> Exercise instructions:
Copy every line of the entries that includes the word "nebo".

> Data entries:
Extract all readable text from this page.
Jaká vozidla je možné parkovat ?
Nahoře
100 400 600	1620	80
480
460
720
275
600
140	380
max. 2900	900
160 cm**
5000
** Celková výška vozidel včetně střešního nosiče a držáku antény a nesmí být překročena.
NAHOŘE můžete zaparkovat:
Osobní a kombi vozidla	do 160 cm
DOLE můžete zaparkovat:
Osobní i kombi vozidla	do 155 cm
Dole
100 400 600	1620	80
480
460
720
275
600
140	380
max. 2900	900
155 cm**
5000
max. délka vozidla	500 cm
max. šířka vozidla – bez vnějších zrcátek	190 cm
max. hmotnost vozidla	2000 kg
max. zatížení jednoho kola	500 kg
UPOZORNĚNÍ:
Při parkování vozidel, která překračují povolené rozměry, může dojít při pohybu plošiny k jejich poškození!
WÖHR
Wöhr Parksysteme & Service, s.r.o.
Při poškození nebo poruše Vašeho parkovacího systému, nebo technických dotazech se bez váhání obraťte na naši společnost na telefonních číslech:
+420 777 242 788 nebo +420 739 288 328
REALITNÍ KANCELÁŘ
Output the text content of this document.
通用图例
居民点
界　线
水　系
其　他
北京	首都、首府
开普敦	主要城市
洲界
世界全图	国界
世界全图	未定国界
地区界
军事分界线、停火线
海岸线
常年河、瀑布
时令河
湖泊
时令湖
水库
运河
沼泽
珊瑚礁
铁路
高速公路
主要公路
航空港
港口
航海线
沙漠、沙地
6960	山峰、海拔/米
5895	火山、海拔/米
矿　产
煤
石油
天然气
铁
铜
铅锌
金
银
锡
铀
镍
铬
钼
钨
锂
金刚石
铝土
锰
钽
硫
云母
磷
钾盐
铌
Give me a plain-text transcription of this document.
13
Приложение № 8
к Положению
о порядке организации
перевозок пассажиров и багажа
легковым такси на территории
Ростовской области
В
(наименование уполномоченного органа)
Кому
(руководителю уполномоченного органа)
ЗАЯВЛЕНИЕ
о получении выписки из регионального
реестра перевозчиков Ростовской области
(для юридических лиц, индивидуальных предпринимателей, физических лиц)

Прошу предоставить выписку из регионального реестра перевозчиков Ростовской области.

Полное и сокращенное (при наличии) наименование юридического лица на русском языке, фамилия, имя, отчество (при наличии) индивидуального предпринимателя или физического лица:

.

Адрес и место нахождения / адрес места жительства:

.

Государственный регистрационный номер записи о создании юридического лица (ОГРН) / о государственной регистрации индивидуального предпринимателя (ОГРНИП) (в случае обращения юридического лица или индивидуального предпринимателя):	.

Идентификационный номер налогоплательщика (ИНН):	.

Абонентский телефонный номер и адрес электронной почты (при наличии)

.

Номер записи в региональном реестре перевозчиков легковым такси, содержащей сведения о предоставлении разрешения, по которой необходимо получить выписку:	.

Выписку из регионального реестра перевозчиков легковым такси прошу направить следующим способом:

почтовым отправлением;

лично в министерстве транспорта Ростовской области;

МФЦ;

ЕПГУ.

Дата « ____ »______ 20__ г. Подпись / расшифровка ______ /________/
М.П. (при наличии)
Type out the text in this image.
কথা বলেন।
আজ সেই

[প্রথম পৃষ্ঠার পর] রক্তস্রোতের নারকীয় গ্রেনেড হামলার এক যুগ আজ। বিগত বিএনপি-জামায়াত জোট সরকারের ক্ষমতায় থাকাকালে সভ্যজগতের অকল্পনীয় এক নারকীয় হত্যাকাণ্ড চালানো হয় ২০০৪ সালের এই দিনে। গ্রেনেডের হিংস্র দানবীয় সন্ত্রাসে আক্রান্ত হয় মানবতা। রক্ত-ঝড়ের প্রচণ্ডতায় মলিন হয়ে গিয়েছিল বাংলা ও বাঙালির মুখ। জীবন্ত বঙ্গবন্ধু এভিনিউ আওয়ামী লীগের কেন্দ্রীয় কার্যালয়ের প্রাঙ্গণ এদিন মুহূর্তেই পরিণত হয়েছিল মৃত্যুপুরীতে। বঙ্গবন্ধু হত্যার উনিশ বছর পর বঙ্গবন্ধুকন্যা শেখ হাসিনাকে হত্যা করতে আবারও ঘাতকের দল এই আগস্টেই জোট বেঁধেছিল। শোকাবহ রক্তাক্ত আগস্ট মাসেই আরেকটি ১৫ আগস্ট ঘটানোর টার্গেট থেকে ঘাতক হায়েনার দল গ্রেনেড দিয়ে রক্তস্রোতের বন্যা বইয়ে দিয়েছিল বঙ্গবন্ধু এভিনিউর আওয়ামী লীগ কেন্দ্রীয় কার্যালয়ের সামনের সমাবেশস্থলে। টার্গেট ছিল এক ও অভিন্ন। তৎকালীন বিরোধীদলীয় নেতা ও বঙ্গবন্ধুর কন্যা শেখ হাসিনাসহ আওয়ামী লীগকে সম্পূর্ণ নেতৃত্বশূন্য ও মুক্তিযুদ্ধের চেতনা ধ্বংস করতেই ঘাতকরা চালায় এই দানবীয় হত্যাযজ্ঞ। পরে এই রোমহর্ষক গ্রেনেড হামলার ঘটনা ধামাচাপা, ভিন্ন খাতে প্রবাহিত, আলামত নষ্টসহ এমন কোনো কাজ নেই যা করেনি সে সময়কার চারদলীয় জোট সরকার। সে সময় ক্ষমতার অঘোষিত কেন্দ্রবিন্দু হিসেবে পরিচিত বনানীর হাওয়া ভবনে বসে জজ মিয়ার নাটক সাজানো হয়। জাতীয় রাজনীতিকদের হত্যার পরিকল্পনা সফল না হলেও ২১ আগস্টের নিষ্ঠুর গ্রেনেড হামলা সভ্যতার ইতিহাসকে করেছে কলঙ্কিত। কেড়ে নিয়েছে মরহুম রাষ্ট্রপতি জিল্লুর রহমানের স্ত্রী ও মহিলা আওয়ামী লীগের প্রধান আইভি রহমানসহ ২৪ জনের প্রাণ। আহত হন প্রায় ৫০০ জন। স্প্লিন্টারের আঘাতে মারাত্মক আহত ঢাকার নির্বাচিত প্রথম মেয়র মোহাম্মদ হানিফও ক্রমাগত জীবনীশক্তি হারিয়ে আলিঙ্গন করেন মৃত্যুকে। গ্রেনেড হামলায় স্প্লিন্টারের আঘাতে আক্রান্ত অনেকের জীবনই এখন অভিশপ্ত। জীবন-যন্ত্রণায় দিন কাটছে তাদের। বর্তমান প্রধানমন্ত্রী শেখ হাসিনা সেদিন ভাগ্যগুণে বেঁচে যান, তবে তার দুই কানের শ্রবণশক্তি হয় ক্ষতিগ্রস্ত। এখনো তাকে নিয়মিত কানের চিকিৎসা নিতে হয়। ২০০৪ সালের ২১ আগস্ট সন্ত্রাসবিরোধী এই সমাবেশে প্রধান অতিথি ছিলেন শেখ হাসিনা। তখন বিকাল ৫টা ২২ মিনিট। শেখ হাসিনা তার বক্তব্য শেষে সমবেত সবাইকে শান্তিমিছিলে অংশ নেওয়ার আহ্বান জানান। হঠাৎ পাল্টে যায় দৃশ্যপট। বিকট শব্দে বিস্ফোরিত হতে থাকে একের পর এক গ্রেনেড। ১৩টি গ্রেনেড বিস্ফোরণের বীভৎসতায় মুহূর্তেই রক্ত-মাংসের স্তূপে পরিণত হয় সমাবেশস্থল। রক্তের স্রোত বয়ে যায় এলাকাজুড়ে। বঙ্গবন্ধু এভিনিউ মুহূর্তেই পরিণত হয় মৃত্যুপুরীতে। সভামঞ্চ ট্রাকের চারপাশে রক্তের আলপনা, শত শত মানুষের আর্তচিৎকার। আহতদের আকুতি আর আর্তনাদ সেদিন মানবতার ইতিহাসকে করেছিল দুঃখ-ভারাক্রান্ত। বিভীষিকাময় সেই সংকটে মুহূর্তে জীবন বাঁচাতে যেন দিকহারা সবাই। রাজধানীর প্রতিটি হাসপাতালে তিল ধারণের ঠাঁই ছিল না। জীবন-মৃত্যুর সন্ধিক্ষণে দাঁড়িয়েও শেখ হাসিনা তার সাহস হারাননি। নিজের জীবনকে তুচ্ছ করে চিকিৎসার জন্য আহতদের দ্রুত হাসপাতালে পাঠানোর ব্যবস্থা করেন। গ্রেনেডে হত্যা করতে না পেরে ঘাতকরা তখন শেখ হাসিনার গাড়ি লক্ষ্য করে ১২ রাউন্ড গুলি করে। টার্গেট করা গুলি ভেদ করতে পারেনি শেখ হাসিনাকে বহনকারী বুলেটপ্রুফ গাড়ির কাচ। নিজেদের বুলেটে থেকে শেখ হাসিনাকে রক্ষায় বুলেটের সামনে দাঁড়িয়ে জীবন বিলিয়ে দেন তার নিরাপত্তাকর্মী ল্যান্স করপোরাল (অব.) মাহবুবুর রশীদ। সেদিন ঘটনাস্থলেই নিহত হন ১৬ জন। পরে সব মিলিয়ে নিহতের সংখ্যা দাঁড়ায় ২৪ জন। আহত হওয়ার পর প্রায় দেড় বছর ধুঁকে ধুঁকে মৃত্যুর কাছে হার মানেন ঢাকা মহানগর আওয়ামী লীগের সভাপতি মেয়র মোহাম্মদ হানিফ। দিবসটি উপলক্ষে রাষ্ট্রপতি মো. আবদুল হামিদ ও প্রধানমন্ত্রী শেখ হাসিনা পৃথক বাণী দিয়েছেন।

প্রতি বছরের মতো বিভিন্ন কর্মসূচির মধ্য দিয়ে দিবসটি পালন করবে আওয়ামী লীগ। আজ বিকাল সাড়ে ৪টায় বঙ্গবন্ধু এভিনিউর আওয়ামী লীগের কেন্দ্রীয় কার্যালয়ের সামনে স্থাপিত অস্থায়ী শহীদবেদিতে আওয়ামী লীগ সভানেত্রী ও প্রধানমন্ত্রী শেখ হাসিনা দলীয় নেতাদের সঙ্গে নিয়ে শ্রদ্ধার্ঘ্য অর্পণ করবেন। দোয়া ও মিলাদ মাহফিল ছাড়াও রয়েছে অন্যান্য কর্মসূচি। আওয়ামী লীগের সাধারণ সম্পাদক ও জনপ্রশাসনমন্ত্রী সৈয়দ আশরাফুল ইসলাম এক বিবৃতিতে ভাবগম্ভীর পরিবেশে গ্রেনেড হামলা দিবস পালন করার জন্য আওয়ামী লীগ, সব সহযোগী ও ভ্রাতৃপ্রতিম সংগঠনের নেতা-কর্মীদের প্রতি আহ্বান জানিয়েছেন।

> Exercise result:
Při poškození nebo poruše Vašeho parkovacího systému, nebo technických dotazech se bez váhání obraťte na naši společnost na telefonních číslech:
+420 777 242 788 nebo +420 739 288 328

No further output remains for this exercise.